- _TASK DETAILS_
Check each line below for the word "conv", and copy those that have it.

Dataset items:
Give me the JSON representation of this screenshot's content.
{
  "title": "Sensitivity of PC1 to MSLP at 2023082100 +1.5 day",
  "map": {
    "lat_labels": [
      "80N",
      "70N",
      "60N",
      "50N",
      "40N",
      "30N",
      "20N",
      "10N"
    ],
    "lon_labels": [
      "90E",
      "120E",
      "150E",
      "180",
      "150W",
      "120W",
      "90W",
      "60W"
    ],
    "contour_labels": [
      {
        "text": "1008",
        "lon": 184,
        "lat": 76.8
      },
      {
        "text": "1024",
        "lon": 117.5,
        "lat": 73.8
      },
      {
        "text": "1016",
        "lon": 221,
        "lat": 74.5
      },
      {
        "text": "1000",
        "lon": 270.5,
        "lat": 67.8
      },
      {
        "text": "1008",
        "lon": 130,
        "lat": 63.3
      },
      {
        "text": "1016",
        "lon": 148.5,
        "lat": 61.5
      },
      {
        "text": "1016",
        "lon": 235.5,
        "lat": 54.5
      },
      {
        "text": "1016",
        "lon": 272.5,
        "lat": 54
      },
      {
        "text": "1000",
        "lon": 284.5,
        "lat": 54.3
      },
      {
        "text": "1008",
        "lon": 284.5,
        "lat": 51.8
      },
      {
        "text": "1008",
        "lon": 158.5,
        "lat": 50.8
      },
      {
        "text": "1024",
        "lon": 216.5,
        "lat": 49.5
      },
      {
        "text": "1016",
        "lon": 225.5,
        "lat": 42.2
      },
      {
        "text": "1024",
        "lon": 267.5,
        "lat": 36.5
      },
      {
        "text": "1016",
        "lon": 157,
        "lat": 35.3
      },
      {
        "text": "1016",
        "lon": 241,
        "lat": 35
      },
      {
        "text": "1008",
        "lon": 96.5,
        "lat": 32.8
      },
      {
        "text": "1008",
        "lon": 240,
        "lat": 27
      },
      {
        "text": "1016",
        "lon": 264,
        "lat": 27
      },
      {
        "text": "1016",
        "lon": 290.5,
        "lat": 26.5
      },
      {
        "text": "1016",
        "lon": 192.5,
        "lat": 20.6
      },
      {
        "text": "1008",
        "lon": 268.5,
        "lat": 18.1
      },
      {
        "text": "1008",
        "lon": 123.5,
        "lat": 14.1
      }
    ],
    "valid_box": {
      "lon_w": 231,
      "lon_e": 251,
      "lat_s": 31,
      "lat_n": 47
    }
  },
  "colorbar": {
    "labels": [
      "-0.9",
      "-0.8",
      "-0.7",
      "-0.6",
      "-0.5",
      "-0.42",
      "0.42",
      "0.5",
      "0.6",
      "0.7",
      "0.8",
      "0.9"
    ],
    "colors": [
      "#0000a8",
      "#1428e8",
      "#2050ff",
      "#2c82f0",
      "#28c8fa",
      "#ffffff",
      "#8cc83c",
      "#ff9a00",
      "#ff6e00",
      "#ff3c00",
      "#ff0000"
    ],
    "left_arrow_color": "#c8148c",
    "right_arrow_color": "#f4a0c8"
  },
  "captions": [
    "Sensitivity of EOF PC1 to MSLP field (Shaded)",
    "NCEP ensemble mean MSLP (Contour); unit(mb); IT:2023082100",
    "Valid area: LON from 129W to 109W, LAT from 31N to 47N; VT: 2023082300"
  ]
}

...

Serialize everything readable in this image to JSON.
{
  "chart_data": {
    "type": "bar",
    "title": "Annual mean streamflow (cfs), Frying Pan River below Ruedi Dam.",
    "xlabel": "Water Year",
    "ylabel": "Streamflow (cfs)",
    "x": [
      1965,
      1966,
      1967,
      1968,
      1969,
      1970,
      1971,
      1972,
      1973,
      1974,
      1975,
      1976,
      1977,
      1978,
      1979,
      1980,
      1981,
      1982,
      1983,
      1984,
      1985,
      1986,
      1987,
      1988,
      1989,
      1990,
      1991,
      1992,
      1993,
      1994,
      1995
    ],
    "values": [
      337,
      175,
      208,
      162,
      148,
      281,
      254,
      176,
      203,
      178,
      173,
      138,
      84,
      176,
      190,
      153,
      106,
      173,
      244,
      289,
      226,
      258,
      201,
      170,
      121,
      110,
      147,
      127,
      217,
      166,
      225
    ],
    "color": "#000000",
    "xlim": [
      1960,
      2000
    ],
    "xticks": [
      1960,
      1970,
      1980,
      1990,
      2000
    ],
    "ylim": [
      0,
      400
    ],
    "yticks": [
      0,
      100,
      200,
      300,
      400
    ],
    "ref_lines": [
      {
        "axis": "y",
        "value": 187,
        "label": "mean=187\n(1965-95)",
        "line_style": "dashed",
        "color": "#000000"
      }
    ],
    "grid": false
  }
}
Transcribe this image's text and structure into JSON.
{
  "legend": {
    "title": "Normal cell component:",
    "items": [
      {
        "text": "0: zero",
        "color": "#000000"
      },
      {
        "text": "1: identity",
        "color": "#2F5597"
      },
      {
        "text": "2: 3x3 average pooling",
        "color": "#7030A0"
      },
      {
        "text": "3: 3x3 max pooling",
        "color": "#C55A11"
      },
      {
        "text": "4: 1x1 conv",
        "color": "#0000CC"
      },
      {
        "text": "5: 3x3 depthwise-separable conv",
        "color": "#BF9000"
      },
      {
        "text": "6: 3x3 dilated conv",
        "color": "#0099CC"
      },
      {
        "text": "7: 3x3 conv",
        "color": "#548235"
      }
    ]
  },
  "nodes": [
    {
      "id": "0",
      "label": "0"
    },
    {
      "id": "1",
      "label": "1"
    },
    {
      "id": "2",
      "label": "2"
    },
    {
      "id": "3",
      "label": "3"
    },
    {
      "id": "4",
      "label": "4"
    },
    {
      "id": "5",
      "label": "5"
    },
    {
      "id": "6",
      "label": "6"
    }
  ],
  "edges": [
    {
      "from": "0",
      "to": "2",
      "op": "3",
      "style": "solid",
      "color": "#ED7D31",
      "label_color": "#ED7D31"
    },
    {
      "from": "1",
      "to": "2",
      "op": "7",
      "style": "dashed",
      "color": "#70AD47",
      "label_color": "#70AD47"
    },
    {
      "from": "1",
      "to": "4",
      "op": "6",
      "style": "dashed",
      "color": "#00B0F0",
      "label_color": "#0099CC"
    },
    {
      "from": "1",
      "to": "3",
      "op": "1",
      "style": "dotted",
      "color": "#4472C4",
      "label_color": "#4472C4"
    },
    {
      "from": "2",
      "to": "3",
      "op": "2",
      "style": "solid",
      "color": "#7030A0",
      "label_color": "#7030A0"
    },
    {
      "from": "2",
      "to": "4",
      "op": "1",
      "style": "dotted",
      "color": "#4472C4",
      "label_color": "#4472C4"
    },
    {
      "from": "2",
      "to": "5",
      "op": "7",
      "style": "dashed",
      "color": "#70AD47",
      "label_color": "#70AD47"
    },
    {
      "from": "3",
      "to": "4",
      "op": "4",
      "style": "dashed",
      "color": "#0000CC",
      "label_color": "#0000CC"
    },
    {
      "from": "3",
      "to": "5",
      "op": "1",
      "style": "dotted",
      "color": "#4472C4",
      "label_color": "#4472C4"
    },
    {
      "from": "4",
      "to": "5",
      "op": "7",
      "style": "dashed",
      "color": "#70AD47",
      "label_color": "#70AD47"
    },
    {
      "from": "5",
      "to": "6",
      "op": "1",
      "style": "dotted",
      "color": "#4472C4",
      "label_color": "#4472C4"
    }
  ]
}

---

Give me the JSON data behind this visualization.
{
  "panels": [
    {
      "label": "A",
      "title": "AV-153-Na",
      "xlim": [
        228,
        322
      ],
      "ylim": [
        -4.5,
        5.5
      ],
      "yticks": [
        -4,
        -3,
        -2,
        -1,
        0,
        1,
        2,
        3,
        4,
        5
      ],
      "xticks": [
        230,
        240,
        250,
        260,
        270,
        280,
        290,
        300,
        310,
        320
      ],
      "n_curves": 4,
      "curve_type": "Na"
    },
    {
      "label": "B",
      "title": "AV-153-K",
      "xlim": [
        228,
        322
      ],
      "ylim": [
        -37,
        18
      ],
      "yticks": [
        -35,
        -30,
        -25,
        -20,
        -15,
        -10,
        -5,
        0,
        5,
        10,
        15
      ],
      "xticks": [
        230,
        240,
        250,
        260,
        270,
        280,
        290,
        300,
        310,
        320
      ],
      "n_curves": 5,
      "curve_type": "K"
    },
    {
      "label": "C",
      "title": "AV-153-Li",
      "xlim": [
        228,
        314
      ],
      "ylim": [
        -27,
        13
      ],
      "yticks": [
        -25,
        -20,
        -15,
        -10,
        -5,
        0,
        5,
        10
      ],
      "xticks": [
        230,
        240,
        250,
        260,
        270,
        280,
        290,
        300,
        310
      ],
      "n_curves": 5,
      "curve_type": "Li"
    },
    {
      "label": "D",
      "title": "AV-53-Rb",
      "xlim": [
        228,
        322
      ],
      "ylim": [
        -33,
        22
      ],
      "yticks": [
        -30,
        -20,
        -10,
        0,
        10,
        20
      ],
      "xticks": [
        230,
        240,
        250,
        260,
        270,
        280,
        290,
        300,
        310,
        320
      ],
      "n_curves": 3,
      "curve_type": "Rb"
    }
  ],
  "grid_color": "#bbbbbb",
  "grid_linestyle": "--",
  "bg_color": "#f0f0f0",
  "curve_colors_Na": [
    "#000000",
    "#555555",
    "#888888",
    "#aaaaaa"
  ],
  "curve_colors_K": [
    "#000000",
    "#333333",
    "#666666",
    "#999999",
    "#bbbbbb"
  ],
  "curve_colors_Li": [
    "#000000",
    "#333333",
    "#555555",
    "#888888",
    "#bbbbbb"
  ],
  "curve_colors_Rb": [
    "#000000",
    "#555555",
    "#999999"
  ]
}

- _ANSWER TO THE TASK_
        "text": "4: 1x1 conv",
        "text": "5: 3x3 depthwise-separable conv",
        "text": "6: 3x3 dilated conv",
        "text": "7: 3x3 conv",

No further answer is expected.